(Dataset entries)
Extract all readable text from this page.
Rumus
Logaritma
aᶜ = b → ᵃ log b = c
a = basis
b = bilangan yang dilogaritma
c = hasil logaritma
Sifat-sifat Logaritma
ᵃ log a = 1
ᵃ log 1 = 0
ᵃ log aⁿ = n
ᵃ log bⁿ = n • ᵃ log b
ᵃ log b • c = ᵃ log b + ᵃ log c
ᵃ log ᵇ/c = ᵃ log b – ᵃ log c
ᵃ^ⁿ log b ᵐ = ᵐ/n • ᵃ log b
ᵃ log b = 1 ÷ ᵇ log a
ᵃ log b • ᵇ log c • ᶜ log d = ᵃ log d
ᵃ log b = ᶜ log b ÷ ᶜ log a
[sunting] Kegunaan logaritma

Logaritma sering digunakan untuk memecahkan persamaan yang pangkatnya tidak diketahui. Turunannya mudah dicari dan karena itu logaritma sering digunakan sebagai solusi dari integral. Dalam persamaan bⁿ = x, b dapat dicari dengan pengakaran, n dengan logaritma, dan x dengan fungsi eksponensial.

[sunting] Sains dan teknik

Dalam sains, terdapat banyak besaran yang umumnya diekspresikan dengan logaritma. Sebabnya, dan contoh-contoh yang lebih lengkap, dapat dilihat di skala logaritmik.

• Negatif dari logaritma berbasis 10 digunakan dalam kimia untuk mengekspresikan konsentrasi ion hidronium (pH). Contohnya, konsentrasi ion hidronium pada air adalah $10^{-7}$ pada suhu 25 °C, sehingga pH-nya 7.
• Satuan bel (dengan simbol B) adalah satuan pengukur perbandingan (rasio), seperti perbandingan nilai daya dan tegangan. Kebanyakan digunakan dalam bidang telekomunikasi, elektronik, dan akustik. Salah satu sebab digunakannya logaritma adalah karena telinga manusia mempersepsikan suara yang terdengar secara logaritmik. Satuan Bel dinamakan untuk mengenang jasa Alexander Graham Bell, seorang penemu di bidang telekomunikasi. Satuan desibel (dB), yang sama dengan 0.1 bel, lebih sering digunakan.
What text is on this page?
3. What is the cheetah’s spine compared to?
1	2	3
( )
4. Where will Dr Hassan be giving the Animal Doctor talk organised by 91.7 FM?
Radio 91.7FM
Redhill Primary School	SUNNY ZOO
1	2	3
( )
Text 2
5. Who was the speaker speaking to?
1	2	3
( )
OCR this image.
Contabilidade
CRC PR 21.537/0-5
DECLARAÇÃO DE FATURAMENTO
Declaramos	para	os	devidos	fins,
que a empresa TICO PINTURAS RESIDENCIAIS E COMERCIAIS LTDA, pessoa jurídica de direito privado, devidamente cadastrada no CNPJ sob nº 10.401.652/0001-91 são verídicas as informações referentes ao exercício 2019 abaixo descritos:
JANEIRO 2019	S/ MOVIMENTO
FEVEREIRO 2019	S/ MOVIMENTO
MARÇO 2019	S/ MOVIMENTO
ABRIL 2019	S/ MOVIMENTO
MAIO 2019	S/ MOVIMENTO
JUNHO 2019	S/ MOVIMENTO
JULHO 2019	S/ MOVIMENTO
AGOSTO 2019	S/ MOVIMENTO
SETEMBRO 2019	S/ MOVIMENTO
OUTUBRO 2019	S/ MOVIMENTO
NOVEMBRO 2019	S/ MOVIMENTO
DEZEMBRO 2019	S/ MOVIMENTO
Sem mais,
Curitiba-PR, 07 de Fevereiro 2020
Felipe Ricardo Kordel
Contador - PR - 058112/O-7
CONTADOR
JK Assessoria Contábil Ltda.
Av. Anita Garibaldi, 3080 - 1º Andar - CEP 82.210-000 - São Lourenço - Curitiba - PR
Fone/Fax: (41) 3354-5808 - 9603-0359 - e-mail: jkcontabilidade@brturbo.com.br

_Problem to work on_
From the listing above, copy every line that includes the word "sunting".

_Complete output_
[sunting] Kegunaan logaritma
[sunting] Sains dan teknik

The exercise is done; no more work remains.